__TASK__: Reproduce verbatim the rows beginning with the line that contains "car-icon: [654, 385, 709, 420]" and ending with the line that contains "Output each element", including both of those lines.

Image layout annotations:
========================================================================
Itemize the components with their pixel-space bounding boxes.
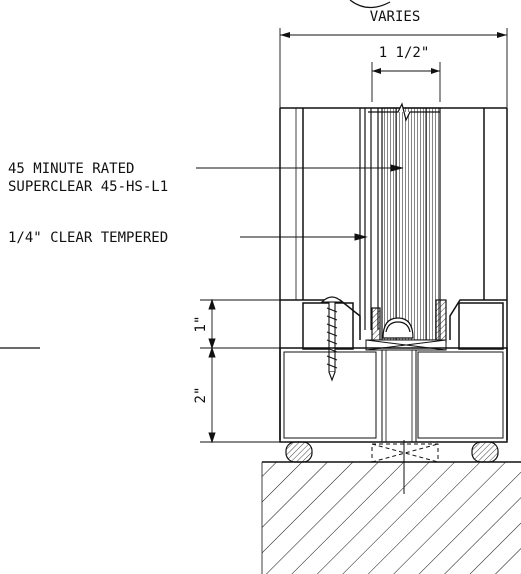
fastener-screw: [320, 296, 344, 382]
detail-bubble: [349, 0, 391, 9]
glazing-thickness-label: 1 1/2": [379, 45, 430, 61]
glazing-thickness-dimension: [371, 62, 441, 102]
rated-glass-unit: [381, 107, 441, 341]
break-line-symbol: [368, 102, 440, 122]
floor-substrate: [261, 461, 521, 574]
lower-height-label: 2": [193, 387, 209, 404]
tempered-glass-leader: [240, 233, 368, 241]
varies-dimension: [279, 28, 508, 110]
lower-height-dimension: [200, 346, 280, 444]
rated-glass-leader: [196, 164, 404, 172]
sill-profile: [279, 347, 508, 443]
tempered-glass-pane: [359, 108, 379, 330]
upper-height-dimension: [200, 298, 280, 350]
setting-block: [371, 299, 447, 343]
glazing-stop-profile: [280, 299, 507, 350]
tempered-glass-callout: 1/4" CLEAR TEMPERED: [8, 230, 168, 246]
rated-glass-callout-line1: 45 MINUTE RATED: [8, 161, 134, 177]
upper-height-label: 1": [193, 316, 209, 333]
rated-glass-callout-line2: SUPERCLEAR 45-HS-L1: [8, 179, 168, 195]
varies-label: VARIES: [370, 9, 421, 25]
bottom-seals: [285, 441, 499, 463]
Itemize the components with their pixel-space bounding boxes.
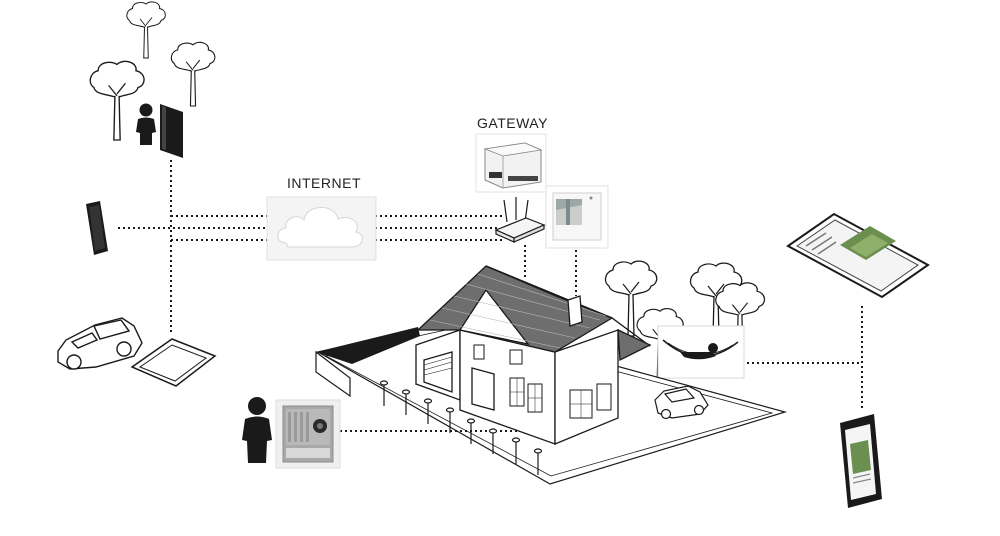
car-icon: [654, 385, 709, 420]
person-icon: [242, 397, 272, 463]
gateway-label: GATEWAY: [477, 115, 548, 131]
hammock-icon: [657, 325, 745, 379]
person-icon: [136, 103, 156, 145]
router-icon: [494, 197, 546, 243]
video-monitor-icon: [545, 185, 609, 249]
garden-wall: [316, 327, 420, 364]
door-entry-panel-icon: [275, 399, 341, 469]
door-icon: [160, 104, 183, 158]
garden-lamps: [379, 380, 543, 475]
tablet-icon: [786, 212, 930, 299]
cloud-icon: [266, 196, 377, 261]
tablet-icon: [130, 338, 217, 387]
house-icon: [415, 265, 652, 445]
connection-lines: [118, 160, 863, 432]
smartphone-icon: [86, 201, 108, 255]
car-icon: [57, 317, 143, 370]
gateway-module-icon: [475, 133, 547, 193]
smartphone-icon: [840, 414, 882, 508]
internet-label: INTERNET: [287, 175, 361, 191]
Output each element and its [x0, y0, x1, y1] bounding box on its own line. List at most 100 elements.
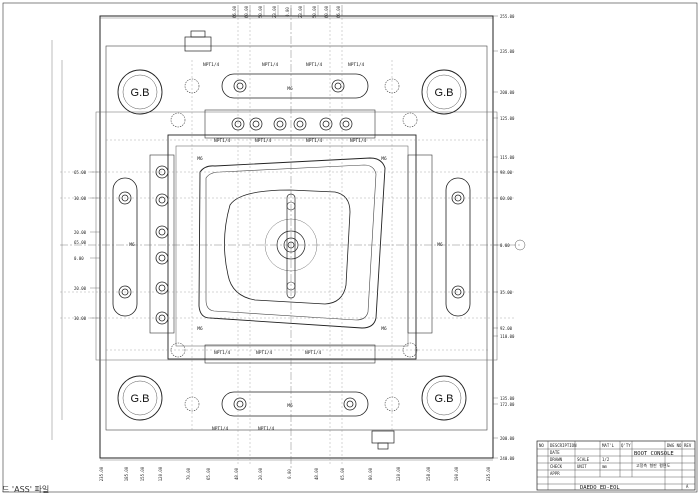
cooling-slot-top [221, 73, 369, 99]
dim-label: 158.00 [426, 466, 431, 481]
dim-label: 35.00 [500, 290, 513, 295]
dim-label: 20.00 [74, 286, 87, 291]
guide-bush-bottom-right: G.B [421, 375, 467, 421]
dim-label: 65.00 [340, 467, 345, 480]
dim-label: 50.00 [258, 5, 263, 18]
dim-label: 98.00 [500, 170, 513, 175]
dim-label: 0.00 [287, 469, 292, 479]
dim-label: 0.00 [285, 7, 290, 17]
npt-label: NPT1/4 [214, 138, 231, 144]
part-cavity [224, 189, 351, 305]
top-dims: 66.00 60.00 50.00 23.00 0.00 23.00 50.00… [232, 5, 341, 18]
dim-label: 65.00 [74, 240, 87, 245]
dim-label: 66.00 [336, 5, 341, 18]
tb-label: DATE [550, 450, 560, 455]
dim-label: 92.00 [500, 326, 513, 331]
guide-bush-label: G.B [131, 393, 150, 405]
dim-label: 135.00 [500, 396, 515, 401]
tb-label: DESCRIPTION [550, 443, 577, 448]
school-name: DAEDO ED-EOL [580, 485, 620, 491]
dim-label: 255.00 [500, 14, 515, 19]
guide-bush-label: G.B [131, 87, 150, 99]
npt-label: NPT1/4 [350, 138, 367, 144]
dim-label: 23.00 [298, 5, 303, 18]
npt-label: NPT1/4 [256, 350, 273, 356]
water-plugs [118, 79, 465, 411]
top-dim-lines [100, 5, 493, 19]
dim-label: 190.00 [454, 466, 459, 481]
part-name: BOOT CONSOLE [634, 451, 674, 457]
tb-label: SCALE [577, 457, 590, 462]
dim-label: 60.00 [324, 5, 329, 18]
npt-label: NPT1/4 [258, 426, 275, 432]
npt-label: NPT1/4 [306, 62, 323, 68]
tb-label: mm [602, 464, 607, 469]
dim-label: 50.00 [312, 5, 317, 18]
dim-label: 20.00 [74, 230, 87, 235]
dim-label: 30.00 [74, 196, 87, 201]
status-bar: 드 'ASS' 파일 [0, 484, 700, 496]
dim-label: 185.00 [124, 466, 129, 481]
npt-label: NPT1/4 [305, 350, 322, 356]
dim-label: 125.00 [500, 116, 515, 121]
bottom-dims: 235.00 185.00 155.00 120.00 70.00 65.00 … [99, 466, 491, 481]
tb-label: NO [539, 443, 544, 448]
left-dim-lines [51, 40, 100, 440]
hidden-lines [60, 10, 515, 465]
locating-block-bottom [371, 430, 395, 444]
npt-label: NPT1/4 [203, 62, 220, 68]
scale-value: 1/2 [602, 457, 610, 462]
tb-label: MAT'L [602, 443, 615, 448]
npt-label: NPT1/4 [212, 426, 229, 432]
guide-bush-bottom-left: G.B [117, 375, 163, 421]
guide-bush-label: G.B [435, 393, 454, 405]
tb-label: Q'TY [621, 443, 631, 448]
npt-label: NPT1/4 [306, 138, 323, 144]
tb-label: DRAWN [550, 457, 563, 462]
tap-label: M6 [197, 156, 203, 162]
mold-plate-outer [99, 15, 494, 459]
sheet-id: A [686, 484, 689, 489]
dim-label: 23.00 [272, 5, 277, 18]
dim-label: 30.00 [74, 316, 87, 321]
dim-label: 200.00 [500, 436, 515, 441]
dim-label: 235.00 [99, 466, 104, 481]
locating-block-top [184, 36, 212, 52]
tb-label: DWG NO [667, 443, 682, 448]
dim-label: 110.00 [500, 334, 515, 339]
center-lines [60, 8, 520, 470]
dim-label: 65.00 [206, 467, 211, 480]
dim-label: 66.00 [232, 5, 237, 18]
cooling-slot-right [445, 177, 471, 317]
mold-plate-inner [105, 45, 488, 431]
dim-label: 0.00 [500, 243, 510, 248]
core-insert [167, 134, 417, 360]
npt-label: NPT1/4 [348, 62, 365, 68]
dim-label: 60.00 [244, 5, 249, 18]
dim-label: 172.00 [500, 402, 515, 407]
guide-bush-top-left: G.B [117, 69, 163, 115]
tap-label: M6 [287, 86, 293, 92]
center-marker [514, 239, 526, 251]
dim-label: 155.00 [140, 466, 145, 481]
tb-label: REV [684, 443, 692, 448]
tap-label: M6 [381, 326, 387, 332]
dim-label: 60.00 [500, 196, 513, 201]
dim-label: 235.00 [486, 466, 491, 481]
tap-label: M6 [197, 326, 203, 332]
status-text: 드 'ASS' 파일 [2, 485, 50, 494]
npt-label: NPT1/4 [262, 62, 279, 68]
dim-label: 70.00 [186, 467, 191, 480]
dim-label: 0.00 [74, 256, 84, 261]
dim-label: 120.00 [396, 466, 401, 481]
cooling-slot-left [112, 177, 138, 317]
dim-label: 80.00 [368, 467, 373, 480]
title-block: NO DESCRIPTION MAT'L Q'TY REV DATE DRAWN… [536, 440, 696, 491]
dim-label: 115.00 [500, 155, 515, 160]
tap-label: M6 [381, 156, 387, 162]
guide-bush-top-right: G.B [421, 69, 467, 115]
drawing-subtitle: 고정측 형판 평면도 [636, 462, 671, 468]
npt-labels: NPT1/4 NPT1/4 NPT1/4 NPT1/4 NPT1/4 NPT1/… [203, 62, 367, 432]
npt-label: NPT1/4 [214, 350, 231, 356]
========================================================================
__CORRECT RESPONSE__:
car-icon: [654, 385, 709, 420]
person-icon: [242, 397, 272, 463]
gateway-label: GATEWAY: [477, 115, 548, 131]
hammock-icon: [657, 325, 745, 379]
person-icon: [136, 103, 156, 145]
router-icon: [494, 197, 546, 243]
video-monitor-icon: [545, 185, 609, 249]
garden-wall: [316, 327, 420, 364]
door-entry-panel-icon: [275, 399, 341, 469]
door-icon: [160, 104, 183, 158]
garden-lamps: [379, 380, 543, 475]
tablet-icon: [786, 212, 930, 299]
cloud-icon: [266, 196, 377, 261]
tablet-icon: [130, 338, 217, 387]
house-icon: [415, 265, 652, 445]
connection-lines: [118, 160, 863, 432]
smartphone-icon: [86, 201, 108, 255]
car-icon: [57, 317, 143, 370]
gateway-module-icon: [475, 133, 547, 193]
smartphone-icon: [840, 414, 882, 508]
internet-label: INTERNET: [287, 175, 361, 191]
Output each element and its [x0, y0, x1, y1] bounding box on its own line. List at most 100 elements.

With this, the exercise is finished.